═══ Material to process

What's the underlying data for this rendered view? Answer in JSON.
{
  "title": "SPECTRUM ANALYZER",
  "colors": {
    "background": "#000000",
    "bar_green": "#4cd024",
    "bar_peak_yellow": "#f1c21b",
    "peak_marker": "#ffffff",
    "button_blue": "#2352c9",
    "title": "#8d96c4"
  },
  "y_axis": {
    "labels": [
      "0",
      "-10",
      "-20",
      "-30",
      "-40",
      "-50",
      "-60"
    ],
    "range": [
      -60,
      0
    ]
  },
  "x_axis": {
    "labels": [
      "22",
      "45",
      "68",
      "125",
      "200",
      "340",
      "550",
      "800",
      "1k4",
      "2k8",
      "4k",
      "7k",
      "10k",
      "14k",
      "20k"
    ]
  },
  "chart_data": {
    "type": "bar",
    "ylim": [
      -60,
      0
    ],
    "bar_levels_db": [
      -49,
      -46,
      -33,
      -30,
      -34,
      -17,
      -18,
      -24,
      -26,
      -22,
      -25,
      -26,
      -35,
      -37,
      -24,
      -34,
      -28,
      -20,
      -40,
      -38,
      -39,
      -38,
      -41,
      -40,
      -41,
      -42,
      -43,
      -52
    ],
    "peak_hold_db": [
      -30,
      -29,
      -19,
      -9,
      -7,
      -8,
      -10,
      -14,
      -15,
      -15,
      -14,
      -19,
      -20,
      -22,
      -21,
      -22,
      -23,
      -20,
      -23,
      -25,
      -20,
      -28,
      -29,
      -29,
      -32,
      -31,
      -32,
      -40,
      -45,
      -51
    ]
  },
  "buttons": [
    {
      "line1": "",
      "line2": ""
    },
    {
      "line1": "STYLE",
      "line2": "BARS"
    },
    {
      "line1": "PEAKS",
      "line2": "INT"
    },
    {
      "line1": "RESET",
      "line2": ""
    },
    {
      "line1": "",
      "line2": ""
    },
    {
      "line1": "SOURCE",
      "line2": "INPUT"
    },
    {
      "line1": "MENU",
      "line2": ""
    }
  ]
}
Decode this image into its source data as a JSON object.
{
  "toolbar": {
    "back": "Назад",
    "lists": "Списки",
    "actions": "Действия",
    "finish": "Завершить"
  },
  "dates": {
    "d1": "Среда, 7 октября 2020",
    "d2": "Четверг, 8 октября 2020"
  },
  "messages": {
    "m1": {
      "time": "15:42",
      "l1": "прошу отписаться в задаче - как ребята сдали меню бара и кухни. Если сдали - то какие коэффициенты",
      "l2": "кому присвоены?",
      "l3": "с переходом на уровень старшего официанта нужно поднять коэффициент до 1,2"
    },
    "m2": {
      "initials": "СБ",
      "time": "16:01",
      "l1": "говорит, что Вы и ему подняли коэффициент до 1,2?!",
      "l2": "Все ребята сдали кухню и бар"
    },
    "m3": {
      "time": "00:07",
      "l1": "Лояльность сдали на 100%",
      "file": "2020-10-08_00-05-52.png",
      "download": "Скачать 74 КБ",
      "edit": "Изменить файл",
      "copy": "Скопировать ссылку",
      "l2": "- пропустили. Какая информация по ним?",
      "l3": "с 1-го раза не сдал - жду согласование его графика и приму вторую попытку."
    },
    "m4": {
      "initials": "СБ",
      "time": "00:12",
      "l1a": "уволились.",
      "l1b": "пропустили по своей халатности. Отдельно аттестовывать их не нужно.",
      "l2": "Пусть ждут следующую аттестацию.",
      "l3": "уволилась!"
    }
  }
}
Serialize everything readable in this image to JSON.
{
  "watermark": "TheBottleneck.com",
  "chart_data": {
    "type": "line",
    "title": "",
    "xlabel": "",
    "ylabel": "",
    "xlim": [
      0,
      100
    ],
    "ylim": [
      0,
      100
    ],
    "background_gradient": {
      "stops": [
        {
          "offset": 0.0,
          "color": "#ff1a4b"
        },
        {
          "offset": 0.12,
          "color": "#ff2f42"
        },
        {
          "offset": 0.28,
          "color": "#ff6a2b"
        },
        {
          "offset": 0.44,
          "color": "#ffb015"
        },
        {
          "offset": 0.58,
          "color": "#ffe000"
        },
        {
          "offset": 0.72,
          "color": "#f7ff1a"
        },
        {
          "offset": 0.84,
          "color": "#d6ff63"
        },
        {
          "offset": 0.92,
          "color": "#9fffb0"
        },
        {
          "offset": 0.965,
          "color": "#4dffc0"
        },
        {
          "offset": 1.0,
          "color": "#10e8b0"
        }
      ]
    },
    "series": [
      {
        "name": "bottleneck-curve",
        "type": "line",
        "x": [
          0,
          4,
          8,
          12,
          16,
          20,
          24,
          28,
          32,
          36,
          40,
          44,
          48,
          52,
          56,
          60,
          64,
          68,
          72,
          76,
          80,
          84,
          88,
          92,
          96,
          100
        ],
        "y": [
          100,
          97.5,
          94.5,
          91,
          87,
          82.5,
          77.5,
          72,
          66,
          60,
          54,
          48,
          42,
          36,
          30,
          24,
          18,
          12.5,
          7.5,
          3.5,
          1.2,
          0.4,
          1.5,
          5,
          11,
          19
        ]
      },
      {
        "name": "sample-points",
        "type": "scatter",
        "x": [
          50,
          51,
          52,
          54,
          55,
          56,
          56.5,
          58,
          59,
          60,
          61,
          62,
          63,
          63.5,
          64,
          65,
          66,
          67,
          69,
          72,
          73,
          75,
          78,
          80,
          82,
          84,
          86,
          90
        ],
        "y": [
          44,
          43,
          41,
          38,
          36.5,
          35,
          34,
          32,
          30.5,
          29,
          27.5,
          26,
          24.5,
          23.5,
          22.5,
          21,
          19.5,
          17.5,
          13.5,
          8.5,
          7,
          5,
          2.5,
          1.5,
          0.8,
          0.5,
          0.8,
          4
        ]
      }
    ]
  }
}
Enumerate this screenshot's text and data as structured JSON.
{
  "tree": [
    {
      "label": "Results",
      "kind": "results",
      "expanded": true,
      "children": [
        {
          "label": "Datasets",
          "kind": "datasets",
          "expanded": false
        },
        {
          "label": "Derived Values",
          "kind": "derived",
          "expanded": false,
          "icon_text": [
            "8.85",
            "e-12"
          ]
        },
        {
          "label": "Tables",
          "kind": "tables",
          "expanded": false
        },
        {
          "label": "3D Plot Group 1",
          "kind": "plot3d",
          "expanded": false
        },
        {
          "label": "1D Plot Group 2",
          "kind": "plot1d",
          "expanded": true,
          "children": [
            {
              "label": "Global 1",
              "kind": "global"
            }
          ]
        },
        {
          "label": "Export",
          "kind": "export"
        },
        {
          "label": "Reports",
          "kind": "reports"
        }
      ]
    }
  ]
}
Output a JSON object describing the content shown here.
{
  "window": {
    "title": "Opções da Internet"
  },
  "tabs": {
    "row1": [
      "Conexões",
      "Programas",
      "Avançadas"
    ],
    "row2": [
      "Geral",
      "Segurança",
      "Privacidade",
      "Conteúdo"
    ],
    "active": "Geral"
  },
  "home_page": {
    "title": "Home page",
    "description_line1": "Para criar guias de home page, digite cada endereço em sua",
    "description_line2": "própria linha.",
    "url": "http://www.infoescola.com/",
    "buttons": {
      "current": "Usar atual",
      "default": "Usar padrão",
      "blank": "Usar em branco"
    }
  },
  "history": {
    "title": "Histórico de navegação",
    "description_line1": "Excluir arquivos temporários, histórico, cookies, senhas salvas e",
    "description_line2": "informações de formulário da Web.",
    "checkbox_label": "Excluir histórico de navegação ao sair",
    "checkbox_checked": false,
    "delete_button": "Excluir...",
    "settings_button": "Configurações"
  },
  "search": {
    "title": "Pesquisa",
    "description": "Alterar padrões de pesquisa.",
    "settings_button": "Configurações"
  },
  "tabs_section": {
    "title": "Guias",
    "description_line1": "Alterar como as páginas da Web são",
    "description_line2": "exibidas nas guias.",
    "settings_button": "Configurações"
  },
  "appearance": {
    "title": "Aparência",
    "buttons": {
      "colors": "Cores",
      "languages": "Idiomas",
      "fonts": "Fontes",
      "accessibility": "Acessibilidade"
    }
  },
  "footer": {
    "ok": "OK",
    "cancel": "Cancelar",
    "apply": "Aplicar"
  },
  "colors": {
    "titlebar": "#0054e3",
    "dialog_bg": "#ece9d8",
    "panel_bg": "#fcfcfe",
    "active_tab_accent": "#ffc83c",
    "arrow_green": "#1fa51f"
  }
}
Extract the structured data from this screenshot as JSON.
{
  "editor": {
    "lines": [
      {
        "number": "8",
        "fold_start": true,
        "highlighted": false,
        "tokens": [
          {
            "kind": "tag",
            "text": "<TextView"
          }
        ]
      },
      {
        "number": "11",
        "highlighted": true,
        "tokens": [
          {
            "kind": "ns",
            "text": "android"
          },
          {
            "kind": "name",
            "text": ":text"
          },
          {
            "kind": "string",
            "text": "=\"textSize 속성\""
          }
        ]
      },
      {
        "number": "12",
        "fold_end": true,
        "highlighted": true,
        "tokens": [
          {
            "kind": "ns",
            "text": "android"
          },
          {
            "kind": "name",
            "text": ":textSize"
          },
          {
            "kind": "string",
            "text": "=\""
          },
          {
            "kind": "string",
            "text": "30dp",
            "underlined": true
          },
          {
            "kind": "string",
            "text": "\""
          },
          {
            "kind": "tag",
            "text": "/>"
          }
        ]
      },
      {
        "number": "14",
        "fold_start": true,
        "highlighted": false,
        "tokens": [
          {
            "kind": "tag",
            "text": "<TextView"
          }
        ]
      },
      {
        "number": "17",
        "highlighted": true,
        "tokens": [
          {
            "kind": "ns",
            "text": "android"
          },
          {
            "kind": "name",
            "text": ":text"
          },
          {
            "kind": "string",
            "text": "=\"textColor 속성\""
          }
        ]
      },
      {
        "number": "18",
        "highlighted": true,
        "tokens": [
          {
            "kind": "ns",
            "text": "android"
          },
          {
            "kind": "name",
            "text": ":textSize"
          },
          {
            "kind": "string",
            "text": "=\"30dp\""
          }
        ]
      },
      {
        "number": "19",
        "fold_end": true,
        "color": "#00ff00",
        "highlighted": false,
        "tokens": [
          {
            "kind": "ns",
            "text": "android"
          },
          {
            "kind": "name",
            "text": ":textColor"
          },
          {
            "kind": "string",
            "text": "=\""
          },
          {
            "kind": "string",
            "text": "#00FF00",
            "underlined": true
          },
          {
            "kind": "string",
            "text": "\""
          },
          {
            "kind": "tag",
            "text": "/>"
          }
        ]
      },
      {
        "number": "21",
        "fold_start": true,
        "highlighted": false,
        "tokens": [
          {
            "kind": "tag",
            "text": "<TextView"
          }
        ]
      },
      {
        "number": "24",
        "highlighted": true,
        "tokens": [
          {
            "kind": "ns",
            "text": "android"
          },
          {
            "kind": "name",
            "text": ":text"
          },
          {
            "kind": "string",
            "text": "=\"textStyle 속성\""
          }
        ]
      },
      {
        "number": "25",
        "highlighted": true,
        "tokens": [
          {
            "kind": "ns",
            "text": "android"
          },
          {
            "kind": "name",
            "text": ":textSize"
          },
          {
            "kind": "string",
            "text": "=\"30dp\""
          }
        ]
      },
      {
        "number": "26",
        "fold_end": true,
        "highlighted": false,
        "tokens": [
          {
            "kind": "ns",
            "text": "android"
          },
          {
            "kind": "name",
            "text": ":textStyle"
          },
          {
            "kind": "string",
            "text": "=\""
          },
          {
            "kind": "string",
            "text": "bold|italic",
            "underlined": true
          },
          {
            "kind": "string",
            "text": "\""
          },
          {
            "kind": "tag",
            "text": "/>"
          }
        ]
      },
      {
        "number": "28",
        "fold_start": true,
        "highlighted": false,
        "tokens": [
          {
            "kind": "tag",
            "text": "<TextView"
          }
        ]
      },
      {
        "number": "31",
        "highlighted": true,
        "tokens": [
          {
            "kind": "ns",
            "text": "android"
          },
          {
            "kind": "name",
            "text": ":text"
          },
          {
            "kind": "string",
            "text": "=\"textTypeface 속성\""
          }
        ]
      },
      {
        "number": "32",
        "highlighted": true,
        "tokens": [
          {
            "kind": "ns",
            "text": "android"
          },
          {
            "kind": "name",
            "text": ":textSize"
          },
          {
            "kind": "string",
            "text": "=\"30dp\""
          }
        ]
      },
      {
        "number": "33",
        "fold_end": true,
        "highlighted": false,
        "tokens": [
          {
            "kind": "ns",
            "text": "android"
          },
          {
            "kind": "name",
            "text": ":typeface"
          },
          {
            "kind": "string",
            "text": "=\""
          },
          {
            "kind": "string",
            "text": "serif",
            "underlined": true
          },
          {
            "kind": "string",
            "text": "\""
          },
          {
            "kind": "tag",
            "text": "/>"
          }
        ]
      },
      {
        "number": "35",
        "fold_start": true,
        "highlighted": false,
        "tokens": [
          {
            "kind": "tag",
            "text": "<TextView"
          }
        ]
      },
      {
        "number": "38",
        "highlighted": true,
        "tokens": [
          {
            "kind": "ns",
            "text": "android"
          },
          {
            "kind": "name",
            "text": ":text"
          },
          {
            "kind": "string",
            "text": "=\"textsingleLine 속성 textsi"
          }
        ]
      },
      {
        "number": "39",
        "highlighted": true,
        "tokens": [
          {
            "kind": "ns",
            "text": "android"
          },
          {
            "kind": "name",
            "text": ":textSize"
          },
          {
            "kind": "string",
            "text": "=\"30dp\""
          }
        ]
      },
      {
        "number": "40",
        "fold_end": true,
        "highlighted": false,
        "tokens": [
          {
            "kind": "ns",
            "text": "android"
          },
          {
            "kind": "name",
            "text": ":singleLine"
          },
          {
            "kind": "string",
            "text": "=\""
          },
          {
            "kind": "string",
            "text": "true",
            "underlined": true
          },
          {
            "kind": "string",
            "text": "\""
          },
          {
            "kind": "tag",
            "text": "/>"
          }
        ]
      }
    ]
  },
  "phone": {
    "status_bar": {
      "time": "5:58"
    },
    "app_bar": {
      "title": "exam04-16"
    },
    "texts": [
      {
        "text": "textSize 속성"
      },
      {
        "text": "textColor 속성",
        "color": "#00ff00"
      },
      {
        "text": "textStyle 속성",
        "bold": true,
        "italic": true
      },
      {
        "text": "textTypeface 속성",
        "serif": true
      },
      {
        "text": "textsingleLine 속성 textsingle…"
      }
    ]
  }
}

══════

Look through the data above. Copy every line with the string "time" in it.

      "time": "15:42",
      "time": "16:01",
      "time": "00:07",
      "time": "00:12",
      "time": "5:58"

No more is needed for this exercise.